Task goal: The entries below should be transcribed in their entirety, exactly as written.

<<<<

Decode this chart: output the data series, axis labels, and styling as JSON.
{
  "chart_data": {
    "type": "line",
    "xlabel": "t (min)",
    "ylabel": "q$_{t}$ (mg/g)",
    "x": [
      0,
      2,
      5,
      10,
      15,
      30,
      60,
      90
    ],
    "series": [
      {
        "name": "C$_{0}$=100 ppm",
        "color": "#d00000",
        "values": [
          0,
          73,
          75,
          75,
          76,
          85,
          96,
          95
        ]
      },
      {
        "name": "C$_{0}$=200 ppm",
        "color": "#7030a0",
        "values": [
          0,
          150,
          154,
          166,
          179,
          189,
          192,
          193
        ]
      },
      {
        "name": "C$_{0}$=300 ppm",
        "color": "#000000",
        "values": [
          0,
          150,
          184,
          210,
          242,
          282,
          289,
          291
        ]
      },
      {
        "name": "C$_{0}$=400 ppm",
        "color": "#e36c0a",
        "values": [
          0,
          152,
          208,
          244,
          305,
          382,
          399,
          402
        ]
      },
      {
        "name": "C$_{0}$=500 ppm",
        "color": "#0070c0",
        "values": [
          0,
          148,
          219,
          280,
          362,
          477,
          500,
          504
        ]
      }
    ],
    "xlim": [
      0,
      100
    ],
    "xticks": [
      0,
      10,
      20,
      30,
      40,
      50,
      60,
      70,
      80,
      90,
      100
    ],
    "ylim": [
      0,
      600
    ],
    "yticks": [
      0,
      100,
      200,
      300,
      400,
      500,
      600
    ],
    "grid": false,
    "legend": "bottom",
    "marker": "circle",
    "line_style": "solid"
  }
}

>>>>

Finished exercise:
Decode this chart: output the data series, axis labels, and styling as JSON.
{
  "chart_data": {
    "type": "line",
    "xlabel": "t (min)",
    "ylabel": "q$_{t}$ (mg/g)",
    "x": [
      0,
      2,
      5,
      10,
      15,
      30,
      60,
      90
    ],
    "series": [
      {
        "name": "C$_{0}$=100 ppm",
        "color": "#d00000",
        "values": [
          0,
          73,
          75,
          75,
          76,
          85,
          96,
          95
        ]
      },
      {
        "name": "C$_{0}$=200 ppm",
        "color": "#7030a0",
        "values": [
          0,
          150,
          154,
          166,
          179,
          189,
          192,
          193
        ]
      },
      {
        "name": "C$_{0}$=300 ppm",
        "color": "#000000",
        "values": [
          0,
          150,
          184,
          210,
          242,
          282,
          289,
          291
        ]
      },
      {
        "name": "C$_{0}$=400 ppm",
        "color": "#e36c0a",
        "values": [
          0,
          152,
          208,
          244,
          305,
          382,
          399,
          402
        ]
      },
      {
        "name": "C$_{0}$=500 ppm",
        "color": "#0070c0",
        "values": [
          0,
          148,
          219,
          280,
          362,
          477,
          500,
          504
        ]
      }
    ],
    "xlim": [
      0,
      100
    ],
    "xticks": [
      0,
      10,
      20,
      30,
      40,
      50,
      60,
      70,
      80,
      90,
      100
    ],
    "ylim": [
      0,
      600
    ],
    "yticks": [
      0,
      100,
      200,
      300,
      400,
      500,
      600
    ],
    "grid": false,
    "legend": "bottom",
    "marker": "circle",
    "line_style": "solid"
  }
}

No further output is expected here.